## Prompt
Write out the complete material exactly as it stands.

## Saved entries
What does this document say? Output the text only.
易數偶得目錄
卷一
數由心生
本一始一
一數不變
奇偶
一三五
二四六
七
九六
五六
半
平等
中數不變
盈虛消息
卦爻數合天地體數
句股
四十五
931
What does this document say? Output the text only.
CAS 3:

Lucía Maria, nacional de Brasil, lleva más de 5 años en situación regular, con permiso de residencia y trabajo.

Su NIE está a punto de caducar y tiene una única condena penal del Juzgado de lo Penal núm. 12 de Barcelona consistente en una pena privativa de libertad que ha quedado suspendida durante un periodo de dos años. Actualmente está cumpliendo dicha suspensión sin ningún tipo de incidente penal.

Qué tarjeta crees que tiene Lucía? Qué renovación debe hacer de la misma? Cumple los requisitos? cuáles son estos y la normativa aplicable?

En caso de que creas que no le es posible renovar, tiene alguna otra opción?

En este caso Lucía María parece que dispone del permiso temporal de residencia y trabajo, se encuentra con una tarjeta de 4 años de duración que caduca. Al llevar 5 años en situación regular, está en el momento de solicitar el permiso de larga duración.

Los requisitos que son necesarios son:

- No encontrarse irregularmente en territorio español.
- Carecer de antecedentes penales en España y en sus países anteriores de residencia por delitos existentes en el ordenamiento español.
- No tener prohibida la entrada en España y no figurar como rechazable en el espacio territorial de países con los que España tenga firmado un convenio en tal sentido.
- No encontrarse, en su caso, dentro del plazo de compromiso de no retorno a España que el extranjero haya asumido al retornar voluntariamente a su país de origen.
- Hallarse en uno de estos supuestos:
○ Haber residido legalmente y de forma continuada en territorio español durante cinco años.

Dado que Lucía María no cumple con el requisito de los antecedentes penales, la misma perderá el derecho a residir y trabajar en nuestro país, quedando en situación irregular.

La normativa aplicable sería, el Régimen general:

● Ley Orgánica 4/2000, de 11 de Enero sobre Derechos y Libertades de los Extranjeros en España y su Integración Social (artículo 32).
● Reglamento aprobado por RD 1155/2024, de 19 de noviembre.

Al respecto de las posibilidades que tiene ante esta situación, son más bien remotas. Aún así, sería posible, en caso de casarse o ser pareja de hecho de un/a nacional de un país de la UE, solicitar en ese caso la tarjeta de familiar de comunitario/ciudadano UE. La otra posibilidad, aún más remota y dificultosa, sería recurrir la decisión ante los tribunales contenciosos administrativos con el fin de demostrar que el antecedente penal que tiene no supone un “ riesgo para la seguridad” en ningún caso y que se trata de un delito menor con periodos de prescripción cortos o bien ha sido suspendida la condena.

## Answer below
What does this document say? Output the text only.
易數偶得目錄
卷一
數由心生
本一始一
一數不變
奇偶
一三五
二四六
七
九六
五六
半
平等
中數不變
盈虛消息
卦爻數合天地體數
句股
四十五
931
What does this document say? Output the text only.
CAS 3:

Lucía Maria, nacional de Brasil, lleva más de 5 años en situación regular, con permiso de residencia y trabajo.

Su NIE está a punto de caducar y tiene una única condena penal del Juzgado de lo Penal núm. 12 de Barcelona consistente en una pena privativa de libertad que ha quedado suspendida durante un periodo de dos años. Actualmente está cumpliendo dicha suspensión sin ningún tipo de incidente penal.

Qué tarjeta crees que tiene Lucía? Qué renovación debe hacer de la misma? Cumple los requisitos? cuáles son estos y la normativa aplicable?

En caso de que creas que no le es posible renovar, tiene alguna otra opción?

En este caso Lucía María parece que dispone del permiso temporal de residencia y trabajo, se encuentra con una tarjeta de 4 años de duración que caduca. Al llevar 5 años en situación regular, está en el momento de solicitar el permiso de larga duración.

Los requisitos que son necesarios son:

- No encontrarse irregularmente en territorio español.
- Carecer de antecedentes penales en España y en sus países anteriores de residencia por delitos existentes en el ordenamiento español.
- No tener prohibida la entrada en España y no figurar como rechazable en el espacio territorial de países con los que España tenga firmado un convenio en tal sentido.
- No encontrarse, en su caso, dentro del plazo de compromiso de no retorno a España que el extranjero haya asumido al retornar voluntariamente a su país de origen.
- Hallarse en uno de estos supuestos:
○ Haber residido legalmente y de forma continuada en territorio español durante cinco años.

Dado que Lucía María no cumple con el requisito de los antecedentes penales, la misma perderá el derecho a residir y trabajar en nuestro país, quedando en situación irregular.

La normativa aplicable sería, el Régimen general:

● Ley Orgánica 4/2000, de 11 de Enero sobre Derechos y Libertades de los Extranjeros en España y su Integración Social (artículo 32).
● Reglamento aprobado por RD 1155/2024, de 19 de noviembre.

Al respecto de las posibilidades que tiene ante esta situación, son más bien remotas. Aún así, sería posible, en caso de casarse o ser pareja de hecho de un/a nacional de un país de la UE, solicitar en ese caso la tarjeta de familiar de comunitario/ciudadano UE. La otra posibilidad, aún más remota y dificultosa, sería recurrir la decisión ante los tribunales contenciosos administrativos con el fin de demostrar que el antecedente penal que tiene no supone un “ riesgo para la seguridad” en ningún caso y que se trata de un delito menor con periodos de prescripción cortos o bien ha sido suspendida la condena.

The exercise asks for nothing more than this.